**** Source records ****
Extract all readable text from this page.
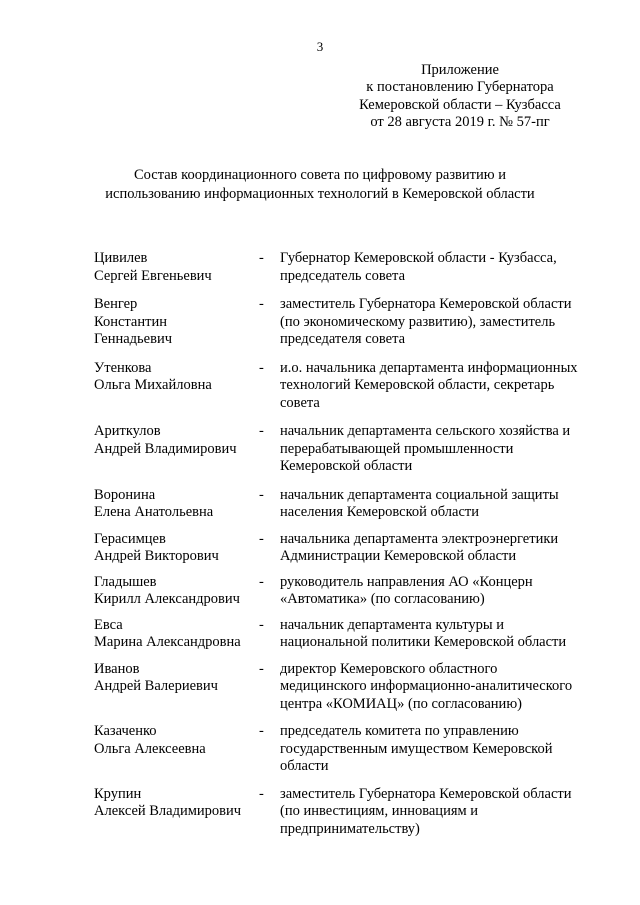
3
Приложение
к постановлению Губернатора
Кемеровской области – Кузбасса
от 28 августа 2019 г. № 57-пг
Состав координационного совета по цифровому развитию и
использованию информационных технологий в Кемеровской области
Цивилев
Сергей Евгеньевич
-	Губернатор Кемеровской области - Кузбасса,
председатель совета
Венгер
Константин
Геннадьевич
-	заместитель Губернатора Кемеровской области
(по экономическому развитию), заместитель
председателя совета
Утенкова
Ольга Михайловна
-	и.о. начальника департамента информационных
технологий Кемеровской области, секретарь
совета
Ариткулов
Андрей Владимирович
-	начальник департамента сельского хозяйства и
перерабатывающей промышленности
Кемеровской области
Воронина
Елена Анатольевна
-	начальник департамента социальной защиты
населения Кемеровской области
Герасимцев
Андрей Викторович
-	начальника департамента электроэнергетики
Администрации Кемеровской области
Гладышев
Кирилл Александрович
-	руководитель направления АО «Концерн
«Автоматика» (по согласованию)
Евса
Марина Александровна
-	начальник департамента культуры и
национальной политики Кемеровской области
Иванов
Андрей Валериевич
-	директор Кемеровского областного
медицинского информационно-аналитического
центра «КОМИАЦ» (по согласованию)
Казаченко
Ольга Алексеевна
-	председатель комитета по управлению
государственным имуществом Кемеровской
области
Крупин
Алексей Владимирович
-	заместитель Губернатора Кемеровской области
(по инвестициям, инновациям и
предпринимательству)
****
Copy out every line of the data that includes the word "технологий".

§ Response to the task
использованию информационных технологий в Кемеровской области
технологий Кемеровской области, секретарь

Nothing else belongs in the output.